* DIRECTION
Search the data below for "skalar"; list each line that holds it.

* LISTING
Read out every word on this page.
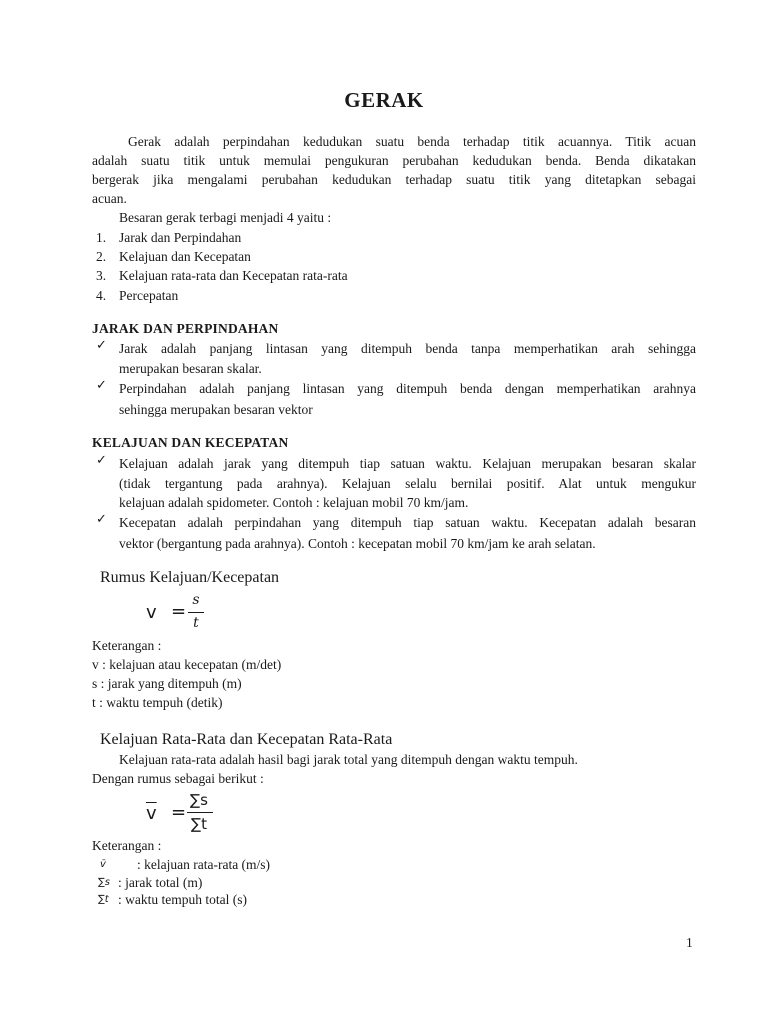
GERAK
Gerak adalah perpindahan kedudukan suatu benda terhadap titik acuannya. Titik acuan
adalah suatu titik untuk memulai pengukuran perubahan kedudukan benda. Benda dikatakan
bergerak jika mengalami perubahan kedudukan terhadap suatu titik yang ditetapkan sebagai
acuan.
Besaran gerak terbagi menjadi 4 yaitu :
1. Jarak dan Perpindahan
2. Kelajuan dan Kecepatan
3. Kelajuan rata-rata dan Kecepatan rata-rata
4. Percepatan
JARAK DAN PERPINDAHAN
✓ Jarak adalah panjang lintasan yang ditempuh benda tanpa memperhatikan arah sehingga
merupakan besaran skalar.
✓ Perpindahan adalah panjang lintasan yang ditempuh benda dengan memperhatikan arahnya
sehingga merupakan besaran vektor
KELAJUAN DAN KECEPATAN
✓ Kelajuan adalah jarak yang ditempuh tiap satuan waktu. Kelajuan merupakan besaran skalar
(tidak tergantung pada arahnya). Kelajuan selalu bernilai positif. Alat untuk mengukur
kelajuan adalah spidometer. Contoh : kelajuan mobil 70 km/jam.
✓ Kecepatan adalah perpindahan yang ditempuh tiap satuan waktu. Kecepatan adalah besaran
vektor (bergantung pada arahnya). Contoh : kecepatan mobil 70 km/jam ke arah selatan.
Rumus Kelajuan/Kecepatan
v =
s
t
Keterangan :
v : kelajuan atau kecepatan (m/det)
s : jarak yang ditempuh (m)
t : waktu tempuh (detik)
Kelajuan Rata-Rata dan Kecepatan Rata-Rata
Kelajuan rata-rata adalah hasil bagi jarak total yang ditempuh dengan waktu tempuh.
Dengan rumus sebagai berikut :
$\overline{v}$ =
∑s
∑t
Keterangan :
v̄ : kelajuan rata-rata (m/s)
∑s : jarak total (m)
∑t : waktu tempuh total (s)
1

* TASK RESPONSE
merupakan besaran skalar.
✓ Kelajuan adalah jarak yang ditempuh tiap satuan waktu. Kelajuan merupakan besaran skalar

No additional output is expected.